┏━━

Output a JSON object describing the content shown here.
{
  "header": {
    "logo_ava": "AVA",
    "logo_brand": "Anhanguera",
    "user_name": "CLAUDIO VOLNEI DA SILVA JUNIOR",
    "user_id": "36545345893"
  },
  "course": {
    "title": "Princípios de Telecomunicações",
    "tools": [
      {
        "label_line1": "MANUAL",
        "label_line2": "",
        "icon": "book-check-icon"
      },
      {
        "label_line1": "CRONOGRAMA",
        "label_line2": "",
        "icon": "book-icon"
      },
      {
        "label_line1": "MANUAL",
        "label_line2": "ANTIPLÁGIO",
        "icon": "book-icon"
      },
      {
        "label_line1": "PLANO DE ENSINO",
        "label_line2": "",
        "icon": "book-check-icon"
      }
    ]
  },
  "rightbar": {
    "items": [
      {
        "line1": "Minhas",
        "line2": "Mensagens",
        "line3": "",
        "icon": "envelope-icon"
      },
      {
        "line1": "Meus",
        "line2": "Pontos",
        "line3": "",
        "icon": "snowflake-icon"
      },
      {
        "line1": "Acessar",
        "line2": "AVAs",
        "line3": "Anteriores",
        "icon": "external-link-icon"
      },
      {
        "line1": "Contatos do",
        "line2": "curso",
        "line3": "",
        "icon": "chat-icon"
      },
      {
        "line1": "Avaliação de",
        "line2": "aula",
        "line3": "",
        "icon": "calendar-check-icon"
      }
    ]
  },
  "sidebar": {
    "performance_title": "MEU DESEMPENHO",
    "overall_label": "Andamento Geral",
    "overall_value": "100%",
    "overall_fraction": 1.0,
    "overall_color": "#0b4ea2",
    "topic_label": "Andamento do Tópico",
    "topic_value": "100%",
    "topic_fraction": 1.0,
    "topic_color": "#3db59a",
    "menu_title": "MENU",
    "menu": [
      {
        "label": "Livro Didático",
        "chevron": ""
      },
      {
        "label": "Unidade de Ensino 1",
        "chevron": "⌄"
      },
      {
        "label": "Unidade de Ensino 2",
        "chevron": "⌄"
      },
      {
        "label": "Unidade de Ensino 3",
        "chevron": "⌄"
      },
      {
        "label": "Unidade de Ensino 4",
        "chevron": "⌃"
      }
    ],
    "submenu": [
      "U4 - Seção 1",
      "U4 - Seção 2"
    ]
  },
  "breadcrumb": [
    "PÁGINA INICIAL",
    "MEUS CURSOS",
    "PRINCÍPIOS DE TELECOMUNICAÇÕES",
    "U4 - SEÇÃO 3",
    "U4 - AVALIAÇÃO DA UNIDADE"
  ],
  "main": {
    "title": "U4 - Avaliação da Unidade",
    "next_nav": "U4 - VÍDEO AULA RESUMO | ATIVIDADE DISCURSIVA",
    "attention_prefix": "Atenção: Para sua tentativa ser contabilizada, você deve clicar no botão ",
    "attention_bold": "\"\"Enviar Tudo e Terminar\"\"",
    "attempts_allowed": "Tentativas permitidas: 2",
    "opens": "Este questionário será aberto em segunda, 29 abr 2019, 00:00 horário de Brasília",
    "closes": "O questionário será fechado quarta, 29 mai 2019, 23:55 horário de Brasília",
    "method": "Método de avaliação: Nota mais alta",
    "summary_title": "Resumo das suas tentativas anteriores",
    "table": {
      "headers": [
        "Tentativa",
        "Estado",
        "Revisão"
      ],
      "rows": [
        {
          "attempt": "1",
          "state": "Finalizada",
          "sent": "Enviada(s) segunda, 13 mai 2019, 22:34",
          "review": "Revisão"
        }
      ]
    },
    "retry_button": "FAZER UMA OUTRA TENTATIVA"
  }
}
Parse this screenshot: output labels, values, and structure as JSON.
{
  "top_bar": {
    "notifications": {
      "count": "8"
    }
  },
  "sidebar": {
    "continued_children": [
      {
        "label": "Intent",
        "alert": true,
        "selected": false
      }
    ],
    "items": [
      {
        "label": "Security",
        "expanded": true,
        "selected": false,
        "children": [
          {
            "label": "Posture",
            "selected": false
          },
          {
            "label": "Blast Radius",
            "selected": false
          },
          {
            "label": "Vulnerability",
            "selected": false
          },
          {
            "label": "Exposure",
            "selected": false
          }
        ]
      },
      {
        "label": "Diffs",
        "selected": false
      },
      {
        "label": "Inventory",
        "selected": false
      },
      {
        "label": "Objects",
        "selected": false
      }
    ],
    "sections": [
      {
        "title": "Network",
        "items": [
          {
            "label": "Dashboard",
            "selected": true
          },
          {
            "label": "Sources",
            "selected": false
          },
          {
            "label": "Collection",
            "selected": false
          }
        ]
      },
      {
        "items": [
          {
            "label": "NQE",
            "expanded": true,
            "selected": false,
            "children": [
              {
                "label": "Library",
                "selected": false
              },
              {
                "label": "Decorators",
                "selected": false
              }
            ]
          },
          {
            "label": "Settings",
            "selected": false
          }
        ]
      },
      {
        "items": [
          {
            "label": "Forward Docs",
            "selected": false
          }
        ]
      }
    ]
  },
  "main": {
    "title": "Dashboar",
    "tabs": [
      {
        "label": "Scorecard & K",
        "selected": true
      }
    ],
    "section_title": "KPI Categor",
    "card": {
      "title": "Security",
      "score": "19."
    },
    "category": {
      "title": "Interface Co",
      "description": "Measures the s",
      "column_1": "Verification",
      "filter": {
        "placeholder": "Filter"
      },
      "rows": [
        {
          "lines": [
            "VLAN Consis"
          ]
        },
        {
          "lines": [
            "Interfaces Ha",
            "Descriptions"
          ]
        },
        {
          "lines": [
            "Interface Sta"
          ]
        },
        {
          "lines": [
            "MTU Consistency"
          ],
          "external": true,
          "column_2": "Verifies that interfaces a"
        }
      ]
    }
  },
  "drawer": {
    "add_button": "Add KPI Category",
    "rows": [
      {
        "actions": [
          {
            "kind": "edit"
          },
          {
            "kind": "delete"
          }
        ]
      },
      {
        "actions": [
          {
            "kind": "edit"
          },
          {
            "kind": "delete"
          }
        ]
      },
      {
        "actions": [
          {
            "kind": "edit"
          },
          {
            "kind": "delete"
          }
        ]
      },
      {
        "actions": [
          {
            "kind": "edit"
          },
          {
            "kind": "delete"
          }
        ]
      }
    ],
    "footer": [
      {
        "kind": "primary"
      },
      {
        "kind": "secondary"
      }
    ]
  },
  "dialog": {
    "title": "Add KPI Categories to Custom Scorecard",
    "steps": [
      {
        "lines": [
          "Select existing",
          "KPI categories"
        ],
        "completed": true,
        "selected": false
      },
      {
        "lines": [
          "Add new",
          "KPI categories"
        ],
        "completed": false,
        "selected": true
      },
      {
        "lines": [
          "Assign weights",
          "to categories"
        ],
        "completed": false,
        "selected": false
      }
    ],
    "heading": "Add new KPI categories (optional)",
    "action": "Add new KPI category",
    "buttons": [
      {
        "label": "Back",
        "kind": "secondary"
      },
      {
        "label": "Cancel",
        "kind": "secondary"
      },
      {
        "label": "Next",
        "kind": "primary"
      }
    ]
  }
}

┗━━

Requirements
Reproduce each entry word for word.

Finished task
Output a JSON object describing the content shown here.
{
  "header": {
    "logo_ava": "AVA",
    "logo_brand": "Anhanguera",
    "user_name": "CLAUDIO VOLNEI DA SILVA JUNIOR",
    "user_id": "36545345893"
  },
  "course": {
    "title": "Princípios de Telecomunicações",
    "tools": [
      {
        "label_line1": "MANUAL",
        "label_line2": "",
        "icon": "book-check-icon"
      },
      {
        "label_line1": "CRONOGRAMA",
        "label_line2": "",
        "icon": "book-icon"
      },
      {
        "label_line1": "MANUAL",
        "label_line2": "ANTIPLÁGIO",
        "icon": "book-icon"
      },
      {
        "label_line1": "PLANO DE ENSINO",
        "label_line2": "",
        "icon": "book-check-icon"
      }
    ]
  },
  "rightbar": {
    "items": [
      {
        "line1": "Minhas",
        "line2": "Mensagens",
        "line3": "",
        "icon": "envelope-icon"
      },
      {
        "line1": "Meus",
        "line2": "Pontos",
        "line3": "",
        "icon": "snowflake-icon"
      },
      {
        "line1": "Acessar",
        "line2": "AVAs",
        "line3": "Anteriores",
        "icon": "external-link-icon"
      },
      {
        "line1": "Contatos do",
        "line2": "curso",
        "line3": "",
        "icon": "chat-icon"
      },
      {
        "line1": "Avaliação de",
        "line2": "aula",
        "line3": "",
        "icon": "calendar-check-icon"
      }
    ]
  },
  "sidebar": {
    "performance_title": "MEU DESEMPENHO",
    "overall_label": "Andamento Geral",
    "overall_value": "100%",
    "overall_fraction": 1.0,
    "overall_color": "#0b4ea2",
    "topic_label": "Andamento do Tópico",
    "topic_value": "100%",
    "topic_fraction": 1.0,
    "topic_color": "#3db59a",
    "menu_title": "MENU",
    "menu": [
      {
        "label": "Livro Didático",
        "chevron": ""
      },
      {
        "label": "Unidade de Ensino 1",
        "chevron": "⌄"
      },
      {
        "label": "Unidade de Ensino 2",
        "chevron": "⌄"
      },
      {
        "label": "Unidade de Ensino 3",
        "chevron": "⌄"
      },
      {
        "label": "Unidade de Ensino 4",
        "chevron": "⌃"
      }
    ],
    "submenu": [
      "U4 - Seção 1",
      "U4 - Seção 2"
    ]
  },
  "breadcrumb": [
    "PÁGINA INICIAL",
    "MEUS CURSOS",
    "PRINCÍPIOS DE TELECOMUNICAÇÕES",
    "U4 - SEÇÃO 3",
    "U4 - AVALIAÇÃO DA UNIDADE"
  ],
  "main": {
    "title": "U4 - Avaliação da Unidade",
    "next_nav": "U4 - VÍDEO AULA RESUMO | ATIVIDADE DISCURSIVA",
    "attention_prefix": "Atenção: Para sua tentativa ser contabilizada, você deve clicar no botão ",
    "attention_bold": "\"\"Enviar Tudo e Terminar\"\"",
    "attempts_allowed": "Tentativas permitidas: 2",
    "opens": "Este questionário será aberto em segunda, 29 abr 2019, 00:00 horário de Brasília",
    "closes": "O questionário será fechado quarta, 29 mai 2019, 23:55 horário de Brasília",
    "method": "Método de avaliação: Nota mais alta",
    "summary_title": "Resumo das suas tentativas anteriores",
    "table": {
      "headers": [
        "Tentativa",
        "Estado",
        "Revisão"
      ],
      "rows": [
        {
          "attempt": "1",
          "state": "Finalizada",
          "sent": "Enviada(s) segunda, 13 mai 2019, 22:34",
          "review": "Revisão"
        }
      ]
    },
    "retry_button": "FAZER UMA OUTRA TENTATIVA"
  }
}
Parse this screenshot: output labels, values, and structure as JSON.
{
  "top_bar": {
    "notifications": {
      "count": "8"
    }
  },
  "sidebar": {
    "continued_children": [
      {
        "label": "Intent",
        "alert": true,
        "selected": false
      }
    ],
    "items": [
      {
        "label": "Security",
        "expanded": true,
        "selected": false,
        "children": [
          {
            "label": "Posture",
            "selected": false
          },
          {
            "label": "Blast Radius",
            "selected": false
          },
          {
            "label": "Vulnerability",
            "selected": false
          },
          {
            "label": "Exposure",
            "selected": false
          }
        ]
      },
      {
        "label": "Diffs",
        "selected": false
      },
      {
        "label": "Inventory",
        "selected": false
      },
      {
        "label": "Objects",
        "selected": false
      }
    ],
    "sections": [
      {
        "title": "Network",
        "items": [
          {
            "label": "Dashboard",
            "selected": true
          },
          {
            "label": "Sources",
            "selected": false
          },
          {
            "label": "Collection",
            "selected": false
          }
        ]
      },
      {
        "items": [
          {
            "label": "NQE",
            "expanded": true,
            "selected": false,
            "children": [
              {
                "label": "Library",
                "selected": false
              },
              {
                "label": "Decorators",
                "selected": false
              }
            ]
          },
          {
            "label": "Settings",
            "selected": false
          }
        ]
      },
      {
        "items": [
          {
            "label": "Forward Docs",
            "selected": false
          }
        ]
      }
    ]
  },
  "main": {
    "title": "Dashboar",
    "tabs": [
      {
        "label": "Scorecard & K",
        "selected": true
      }
    ],
    "section_title": "KPI Categor",
    "card": {
      "title": "Security",
      "score": "19."
    },
    "category": {
      "title": "Interface Co",
      "description": "Measures the s",
      "column_1": "Verification",
      "filter": {
        "placeholder": "Filter"
      },
      "rows": [
        {
          "lines": [
            "VLAN Consis"
          ]
        },
        {
          "lines": [
            "Interfaces Ha",
            "Descriptions"
          ]
        },
        {
          "lines": [
            "Interface Sta"
          ]
        },
        {
          "lines": [
            "MTU Consistency"
          ],
          "external": true,
          "column_2": "Verifies that interfaces a"
        }
      ]
    }
  },
  "drawer": {
    "add_button": "Add KPI Category",
    "rows": [
      {
        "actions": [
          {
            "kind": "edit"
          },
          {
            "kind": "delete"
          }
        ]
      },
      {
        "actions": [
          {
            "kind": "edit"
          },
          {
            "kind": "delete"
          }
        ]
      },
      {
        "actions": [
          {
            "kind": "edit"
          },
          {
            "kind": "delete"
          }
        ]
      },
      {
        "actions": [
          {
            "kind": "edit"
          },
          {
            "kind": "delete"
          }
        ]
      }
    ],
    "footer": [
      {
        "kind": "primary"
      },
      {
        "kind": "secondary"
      }
    ]
  },
  "dialog": {
    "title": "Add KPI Categories to Custom Scorecard",
    "steps": [
      {
        "lines": [
          "Select existing",
          "KPI categories"
        ],
        "completed": true,
        "selected": false
      },
      {
        "lines": [
          "Add new",
          "KPI categories"
        ],
        "completed": false,
        "selected": true
      },
      {
        "lines": [
          "Assign weights",
          "to categories"
        ],
        "completed": false,
        "selected": false
      }
    ],
    "heading": "Add new KPI categories (optional)",
    "action": "Add new KPI category",
    "buttons": [
      {
        "label": "Back",
        "kind": "secondary"
      },
      {
        "label": "Cancel",
        "kind": "secondary"
      },
      {
        "label": "Next",
        "kind": "primary"
      }
    ]
  }
}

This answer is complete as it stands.